## Work to complete:
Copy the records word for word, starting with the first line and going on through the line with "y-axis-ticks: 13.0 13.5".

----------

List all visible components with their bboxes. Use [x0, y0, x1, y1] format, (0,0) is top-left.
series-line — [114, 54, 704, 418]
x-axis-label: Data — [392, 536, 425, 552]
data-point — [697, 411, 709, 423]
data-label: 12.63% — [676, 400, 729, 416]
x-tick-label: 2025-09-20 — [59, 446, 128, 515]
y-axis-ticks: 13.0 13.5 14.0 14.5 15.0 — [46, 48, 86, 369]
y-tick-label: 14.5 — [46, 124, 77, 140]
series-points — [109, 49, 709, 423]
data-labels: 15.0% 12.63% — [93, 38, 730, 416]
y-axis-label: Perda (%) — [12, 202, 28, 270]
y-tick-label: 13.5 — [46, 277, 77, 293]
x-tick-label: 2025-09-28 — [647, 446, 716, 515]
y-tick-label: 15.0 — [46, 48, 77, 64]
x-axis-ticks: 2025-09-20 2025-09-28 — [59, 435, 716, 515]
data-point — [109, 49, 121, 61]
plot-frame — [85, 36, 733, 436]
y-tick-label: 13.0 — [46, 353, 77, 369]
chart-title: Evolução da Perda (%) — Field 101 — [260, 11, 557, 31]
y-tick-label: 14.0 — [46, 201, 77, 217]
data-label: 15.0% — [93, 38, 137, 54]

----------

## Completed task:
List all visible components with their bboxes. Use [x0, y0, x1, y1] format, (0,0) is top-left.
series-line — [114, 54, 704, 418]
x-axis-label: Data — [392, 536, 425, 552]
data-point — [697, 411, 709, 423]
data-label: 12.63% — [676, 400, 729, 416]
x-tick-label: 2025-09-20 — [59, 446, 128, 515]
y-axis-ticks: 13.0 13.5 14.0 14.5 15.0 — [46, 48, 86, 369]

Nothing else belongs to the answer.